• [Items]:

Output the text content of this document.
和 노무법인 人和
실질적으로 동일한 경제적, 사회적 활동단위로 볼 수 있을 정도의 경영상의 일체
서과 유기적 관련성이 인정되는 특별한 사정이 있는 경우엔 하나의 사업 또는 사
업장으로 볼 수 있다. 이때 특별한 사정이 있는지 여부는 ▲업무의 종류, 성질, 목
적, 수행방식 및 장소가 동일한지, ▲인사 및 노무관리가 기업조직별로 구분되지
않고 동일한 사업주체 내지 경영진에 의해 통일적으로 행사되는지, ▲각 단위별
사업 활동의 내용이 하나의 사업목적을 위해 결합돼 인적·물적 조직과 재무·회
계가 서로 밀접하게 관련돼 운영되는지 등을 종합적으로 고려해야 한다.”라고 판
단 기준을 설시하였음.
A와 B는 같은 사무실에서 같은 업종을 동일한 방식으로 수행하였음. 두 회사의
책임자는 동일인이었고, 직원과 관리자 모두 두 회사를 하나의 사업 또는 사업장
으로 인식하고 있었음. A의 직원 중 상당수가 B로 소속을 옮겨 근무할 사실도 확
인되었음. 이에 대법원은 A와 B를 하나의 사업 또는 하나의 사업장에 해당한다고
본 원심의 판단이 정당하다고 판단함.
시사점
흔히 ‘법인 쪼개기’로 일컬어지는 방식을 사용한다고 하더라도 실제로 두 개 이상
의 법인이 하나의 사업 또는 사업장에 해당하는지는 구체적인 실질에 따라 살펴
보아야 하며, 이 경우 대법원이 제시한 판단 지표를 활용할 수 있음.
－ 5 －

• [What this task involves]:
Your task is to transcribe the listing above in full, exactly as given.

• [Worked solution]:
Output the text content of this document.
和 노무법인 人和
실질적으로 동일한 경제적, 사회적 활동단위로 볼 수 있을 정도의 경영상의 일체
서과 유기적 관련성이 인정되는 특별한 사정이 있는 경우엔 하나의 사업 또는 사
업장으로 볼 수 있다. 이때 특별한 사정이 있는지 여부는 ▲업무의 종류, 성질, 목
적, 수행방식 및 장소가 동일한지, ▲인사 및 노무관리가 기업조직별로 구분되지
않고 동일한 사업주체 내지 경영진에 의해 통일적으로 행사되는지, ▲각 단위별
사업 활동의 내용이 하나의 사업목적을 위해 결합돼 인적·물적 조직과 재무·회
계가 서로 밀접하게 관련돼 운영되는지 등을 종합적으로 고려해야 한다.”라고 판
단 기준을 설시하였음.
A와 B는 같은 사무실에서 같은 업종을 동일한 방식으로 수행하였음. 두 회사의
책임자는 동일인이었고, 직원과 관리자 모두 두 회사를 하나의 사업 또는 사업장
으로 인식하고 있었음. A의 직원 중 상당수가 B로 소속을 옮겨 근무할 사실도 확
인되었음. 이에 대법원은 A와 B를 하나의 사업 또는 하나의 사업장에 해당한다고
본 원심의 판단이 정당하다고 판단함.
시사점
흔히 ‘법인 쪼개기’로 일컬어지는 방식을 사용한다고 하더라도 실제로 두 개 이상
의 법인이 하나의 사업 또는 사업장에 해당하는지는 구체적인 실질에 따라 살펴
보아야 하며, 이 경우 대법원이 제시한 판단 지표를 활용할 수 있음.
－ 5 －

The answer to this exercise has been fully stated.